[Excerpt]
# Set plant tank



## ungthoi (Sep 5, 2006)

Hi Everybody 
I want to set plant tank 100cm*50cm*75cm
Plz tell me how many kg Soilmaster to set up this tank 
Thank!


----------



## MatPat (Mar 22, 2004)

In my 120 cm x 45 cm (75 gallon) tank one bag of Soilmaster Select was plenty for a 3" substrate. If you can find the Soilmaster in Viet Nam I would say one 50lb bag (~ 22Kg) should also be sufficient for a 3" substrate in your tank.


----------



## ungthoi (Sep 5, 2006)

Thank for your help ,but in VietNam Soilmaster is very expensive


----------



## hoppycalif (Apr 7, 2005)

All of the commercial substrate materials will work to grow plants. A few may increase the water hardness more than you want, and a few will get too soft after a few years, but all will grow plants. Also, if you use low light intensity you can use soil, topped with coarse sand, as a substrate. (See the el natural forum here). Or, you can just use coarse quartz sand, and do very well growing plants, since you will be fertilizing the plants anyway. In other words, the substrate doesn't have to be one of the most recommended ones.

[Task details]
Answer these questions from the plant tank thread.
(a) What dimensions does ungthoi give for the planned tank?
(b) How much Soilmaster does MatPat say should be sufficient for a 3" substrate in that tank?
(c) With what light intensity does hoppycalif say soil topped with coarse sand can serve as a substrate?

[Supplied records]
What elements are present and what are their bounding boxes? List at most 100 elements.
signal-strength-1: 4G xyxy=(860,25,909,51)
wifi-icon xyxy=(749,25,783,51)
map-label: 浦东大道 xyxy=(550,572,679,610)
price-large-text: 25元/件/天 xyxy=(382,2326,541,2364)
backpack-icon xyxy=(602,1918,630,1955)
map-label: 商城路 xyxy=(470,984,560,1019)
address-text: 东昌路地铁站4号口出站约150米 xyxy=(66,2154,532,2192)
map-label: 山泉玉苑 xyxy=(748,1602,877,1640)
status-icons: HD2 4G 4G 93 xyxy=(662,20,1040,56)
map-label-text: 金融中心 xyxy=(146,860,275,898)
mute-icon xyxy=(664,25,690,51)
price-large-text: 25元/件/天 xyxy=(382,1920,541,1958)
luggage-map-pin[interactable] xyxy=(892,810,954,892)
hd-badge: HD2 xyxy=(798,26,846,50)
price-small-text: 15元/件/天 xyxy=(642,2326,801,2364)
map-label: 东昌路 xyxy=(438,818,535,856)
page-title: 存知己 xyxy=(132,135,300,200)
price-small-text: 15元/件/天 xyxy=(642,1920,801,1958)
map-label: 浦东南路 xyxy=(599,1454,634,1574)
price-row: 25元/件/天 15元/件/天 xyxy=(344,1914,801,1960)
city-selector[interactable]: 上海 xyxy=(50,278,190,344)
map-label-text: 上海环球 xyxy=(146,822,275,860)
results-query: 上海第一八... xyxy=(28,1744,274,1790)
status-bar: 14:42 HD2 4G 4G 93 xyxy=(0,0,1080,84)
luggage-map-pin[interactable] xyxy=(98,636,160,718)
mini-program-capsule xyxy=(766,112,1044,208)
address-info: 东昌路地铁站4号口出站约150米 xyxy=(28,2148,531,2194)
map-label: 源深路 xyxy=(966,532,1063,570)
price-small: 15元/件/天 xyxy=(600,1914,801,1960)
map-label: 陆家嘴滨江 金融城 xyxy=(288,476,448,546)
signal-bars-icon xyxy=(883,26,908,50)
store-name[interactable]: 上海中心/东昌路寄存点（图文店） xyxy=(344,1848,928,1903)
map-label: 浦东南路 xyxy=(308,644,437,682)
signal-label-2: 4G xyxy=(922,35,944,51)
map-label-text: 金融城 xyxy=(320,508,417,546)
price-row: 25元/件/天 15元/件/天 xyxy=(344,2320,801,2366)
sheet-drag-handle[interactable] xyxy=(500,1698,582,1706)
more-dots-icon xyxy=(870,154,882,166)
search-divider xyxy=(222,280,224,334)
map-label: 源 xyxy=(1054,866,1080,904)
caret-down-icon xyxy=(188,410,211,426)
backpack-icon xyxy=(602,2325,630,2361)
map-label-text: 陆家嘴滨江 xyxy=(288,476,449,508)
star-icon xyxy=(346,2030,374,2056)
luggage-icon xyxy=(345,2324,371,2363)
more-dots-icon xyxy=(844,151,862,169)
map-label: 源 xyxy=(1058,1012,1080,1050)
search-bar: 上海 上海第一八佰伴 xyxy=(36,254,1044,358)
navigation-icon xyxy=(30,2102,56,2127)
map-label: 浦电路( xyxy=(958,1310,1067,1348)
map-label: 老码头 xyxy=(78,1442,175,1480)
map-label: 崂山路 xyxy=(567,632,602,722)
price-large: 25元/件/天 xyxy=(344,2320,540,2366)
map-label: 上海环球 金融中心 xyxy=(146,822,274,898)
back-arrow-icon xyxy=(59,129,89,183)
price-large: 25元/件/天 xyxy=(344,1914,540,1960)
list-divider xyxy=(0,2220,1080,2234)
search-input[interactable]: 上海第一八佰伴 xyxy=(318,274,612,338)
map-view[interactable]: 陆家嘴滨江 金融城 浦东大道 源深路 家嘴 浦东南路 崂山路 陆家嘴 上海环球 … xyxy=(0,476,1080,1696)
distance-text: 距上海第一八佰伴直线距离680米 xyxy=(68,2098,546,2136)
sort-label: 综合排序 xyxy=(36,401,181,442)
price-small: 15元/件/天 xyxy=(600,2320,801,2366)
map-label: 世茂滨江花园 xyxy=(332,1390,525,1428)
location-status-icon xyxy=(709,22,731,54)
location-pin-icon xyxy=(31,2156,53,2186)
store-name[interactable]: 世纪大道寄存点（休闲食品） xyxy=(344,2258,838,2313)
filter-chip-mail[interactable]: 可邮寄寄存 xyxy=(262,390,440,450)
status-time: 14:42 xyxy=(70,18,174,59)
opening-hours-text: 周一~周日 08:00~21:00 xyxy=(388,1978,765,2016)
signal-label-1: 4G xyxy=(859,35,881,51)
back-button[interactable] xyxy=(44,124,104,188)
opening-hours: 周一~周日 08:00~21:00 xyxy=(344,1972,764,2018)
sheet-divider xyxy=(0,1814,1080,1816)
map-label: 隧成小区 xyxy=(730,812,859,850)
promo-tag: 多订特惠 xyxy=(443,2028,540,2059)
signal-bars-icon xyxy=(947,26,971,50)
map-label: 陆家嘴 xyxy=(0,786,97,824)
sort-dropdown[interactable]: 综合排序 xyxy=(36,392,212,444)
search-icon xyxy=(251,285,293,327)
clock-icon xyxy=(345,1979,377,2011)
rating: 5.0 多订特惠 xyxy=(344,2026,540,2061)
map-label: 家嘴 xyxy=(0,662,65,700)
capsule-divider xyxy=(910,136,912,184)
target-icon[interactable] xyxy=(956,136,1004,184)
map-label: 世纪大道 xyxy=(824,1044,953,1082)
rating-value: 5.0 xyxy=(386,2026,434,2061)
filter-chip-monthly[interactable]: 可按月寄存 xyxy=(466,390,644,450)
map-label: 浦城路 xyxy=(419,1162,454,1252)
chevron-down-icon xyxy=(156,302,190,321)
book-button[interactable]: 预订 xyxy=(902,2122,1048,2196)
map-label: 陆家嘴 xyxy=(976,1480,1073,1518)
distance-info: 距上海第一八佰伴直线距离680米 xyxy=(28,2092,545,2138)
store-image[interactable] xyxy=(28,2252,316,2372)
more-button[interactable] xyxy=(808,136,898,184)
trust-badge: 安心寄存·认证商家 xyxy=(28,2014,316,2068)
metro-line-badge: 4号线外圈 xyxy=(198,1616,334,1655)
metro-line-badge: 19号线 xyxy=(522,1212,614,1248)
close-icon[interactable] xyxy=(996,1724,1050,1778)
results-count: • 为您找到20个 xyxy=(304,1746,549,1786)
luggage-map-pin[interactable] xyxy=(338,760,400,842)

[Output]
(a) 100cm*50cm*75cm
(b) One 50lb bag (~ 22Kg)
(c) Low light intensity